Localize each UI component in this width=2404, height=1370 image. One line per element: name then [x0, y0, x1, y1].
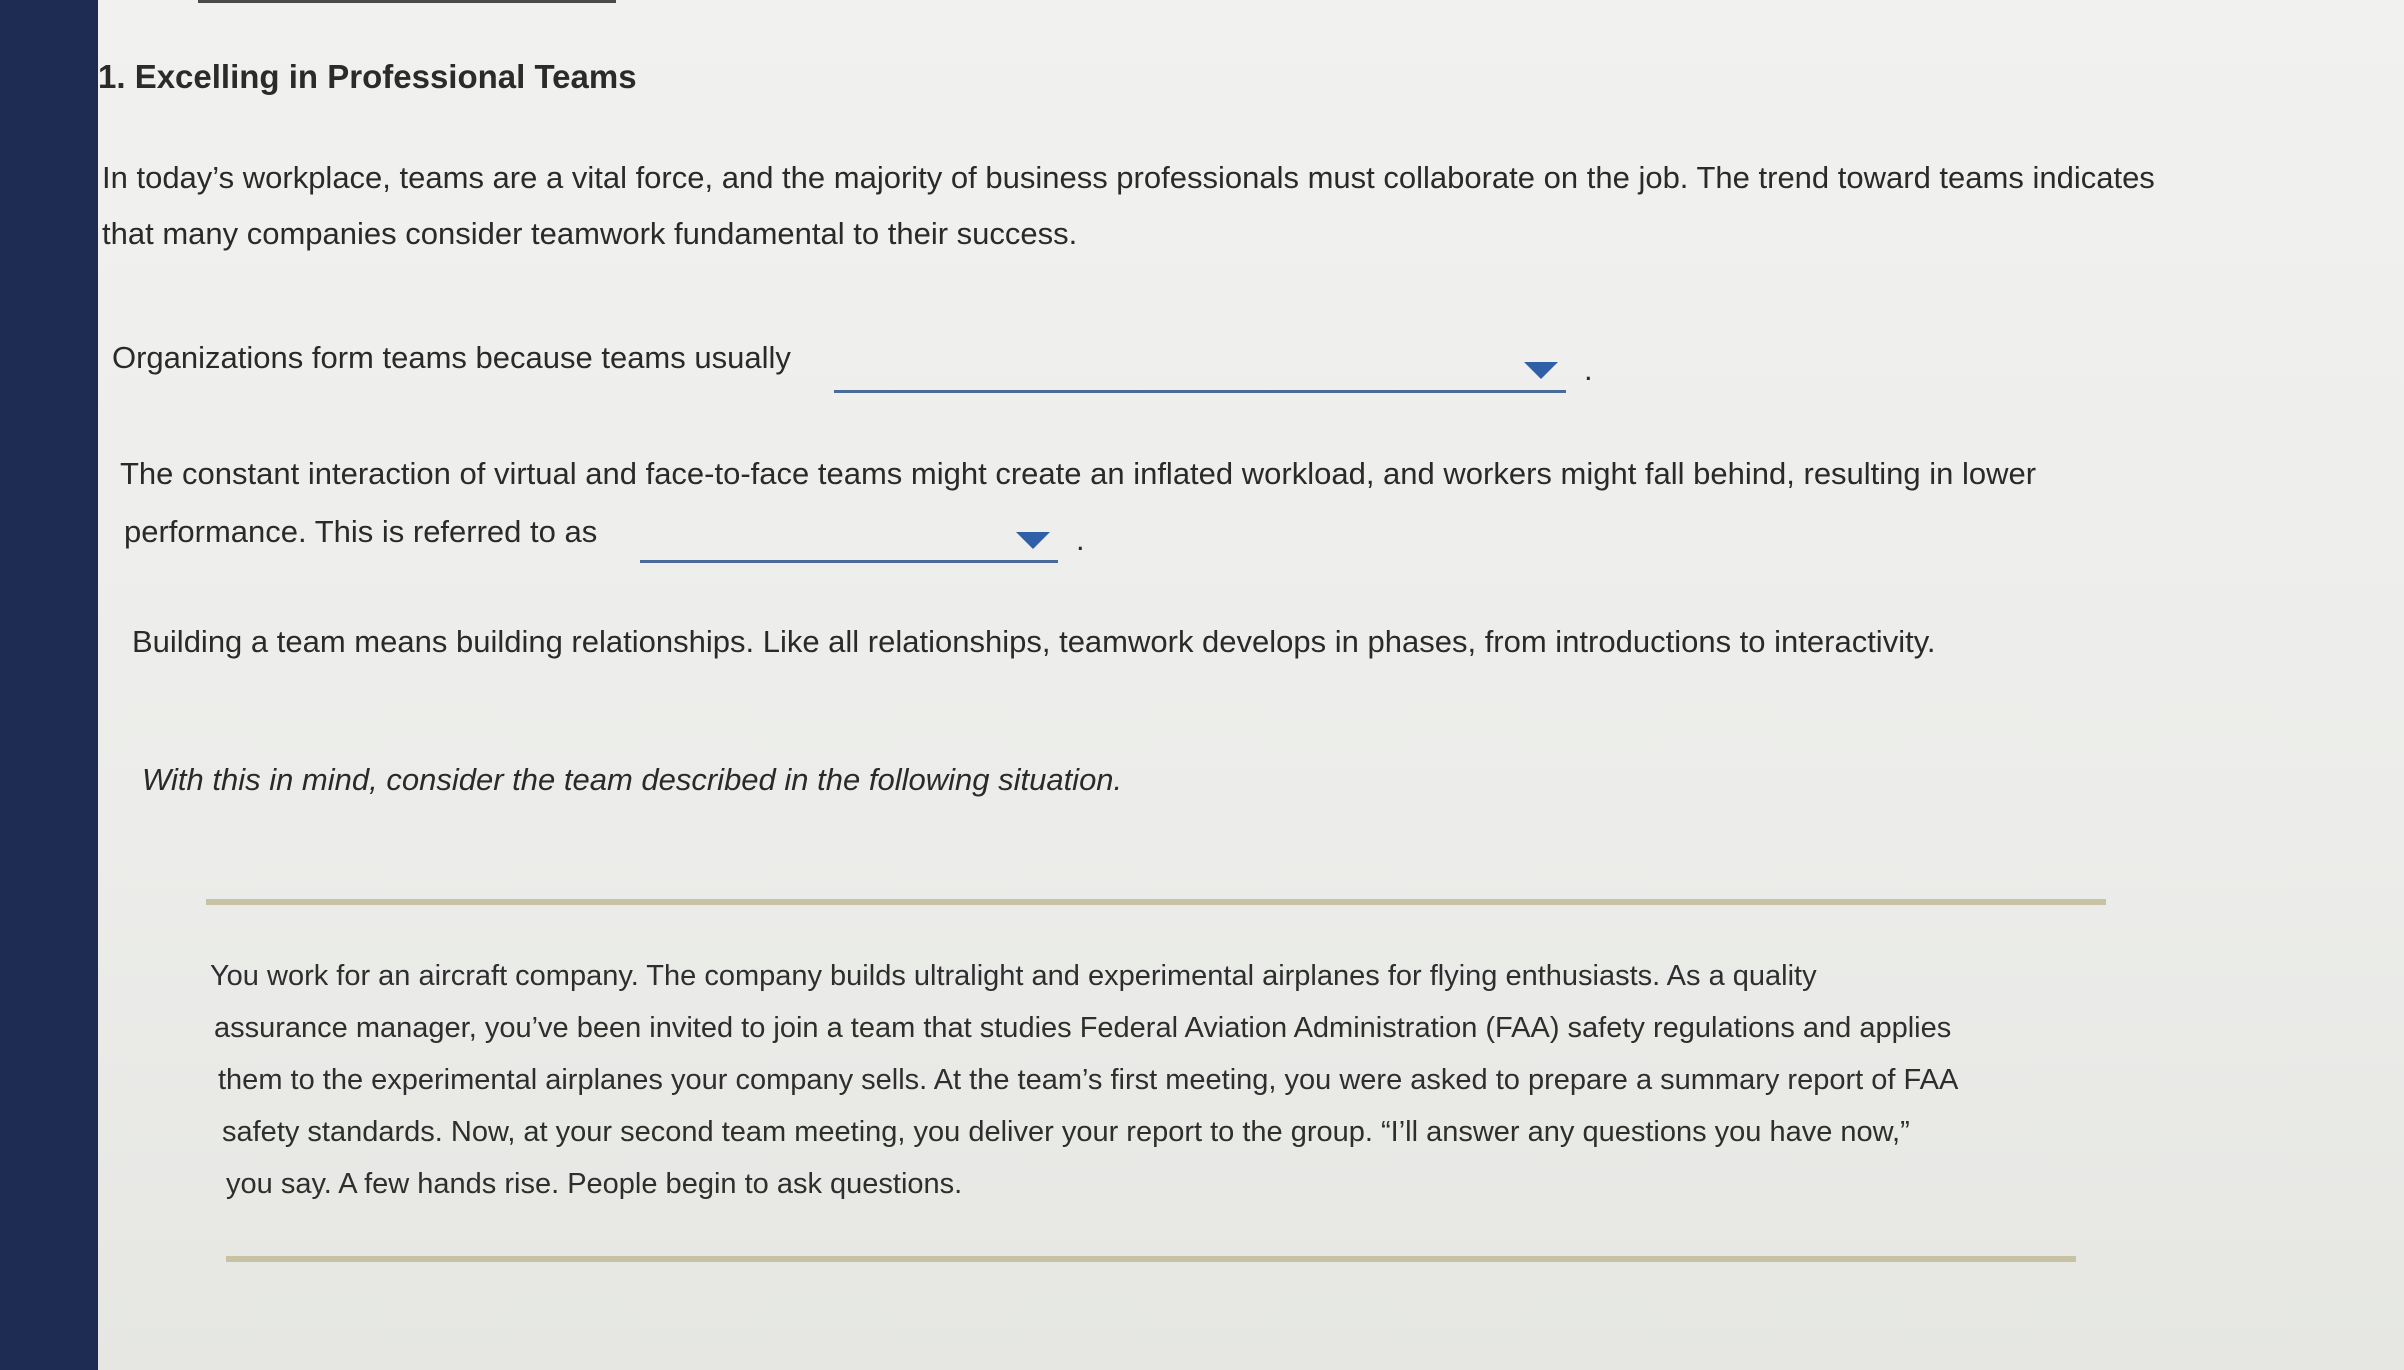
- scenario-bottom-rule: [226, 1256, 2076, 1262]
- building-paragraph: Building a team means building relationships. Like all relationships, teamwork develops in phases, from introductions to interactivity.: [132, 624, 1936, 659]
- q2-answer-dropdown[interactable]: [640, 520, 1058, 563]
- scenario-line: safety standards. Now, at your second team meeting, you deliver your report to the group. “I’ll answer any questions you have now,”: [222, 1116, 1910, 1148]
- q1-answer-dropdown[interactable]: [834, 350, 1566, 393]
- scenario-line: them to the experimental airplanes your company sells. At the team’s first meeting, you were asked to prepare a summary report of FAA: [218, 1064, 1959, 1096]
- q2-prompt-line: performance. This is referred to as: [124, 514, 598, 549]
- question-page: [98, 0, 2404, 1370]
- q2-prompt-line: The constant interaction of virtual and face-to-face teams might create an inflated workload, and workers might fall behind, resulting in lower: [120, 456, 2037, 491]
- scenario-line: You work for an aircraft company. The company builds ultralight and experimental airplanes for flying enthusiasts. As a quality: [210, 960, 1817, 992]
- scenario-top-rule: [206, 899, 2106, 905]
- caret-down-icon: [1524, 362, 1558, 379]
- intro-line: In today’s workplace, teams are a vital force, and the majority of business professionals must collaborate on the job. The trend toward teams indicates: [102, 160, 2155, 195]
- scenario-box: [210, 950, 2090, 1210]
- scenario-line: you say. A few hands rise. People begin to ask questions.: [226, 1168, 963, 1200]
- q1-prompt: Organizations form teams because teams usually: [112, 340, 791, 375]
- situation-intro: With this in mind, consider the team described in the following situation.: [142, 762, 1123, 797]
- question-title: 1. Excelling in Professional Teams: [98, 58, 637, 95]
- caret-down-icon: [1016, 532, 1050, 549]
- top-divider: [198, 0, 616, 3]
- scenario-line: assurance manager, you’ve been invited to join a team that studies Federal Aviation Administration (FAA) safety regulations and applies: [214, 1012, 1952, 1044]
- q1-period: .: [1584, 352, 1593, 387]
- intro-line: that many companies consider teamwork fundamental to their success.: [102, 216, 1078, 251]
- intro-paragraph: [102, 150, 2155, 262]
- q2-period: .: [1076, 522, 1085, 557]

== == ==

### Instruction
Reproduce the lines of the records from the one containing "- scenario-bottom-rule: [226, 1256, 2076, 1262]" through the one containing "- q2-answer-dropdown[interactable]: [640, 520, 1058, 563]", both included, without changing a character.

### Result
- scenario-bottom-rule: [226, 1256, 2076, 1262]
- building-paragraph: Building a team means building relationships. Like all relationships, teamwork develops in phases, from introductions to interactivity.: [132, 624, 1936, 659]
- q2-answer-dropdown[interactable]: [640, 520, 1058, 563]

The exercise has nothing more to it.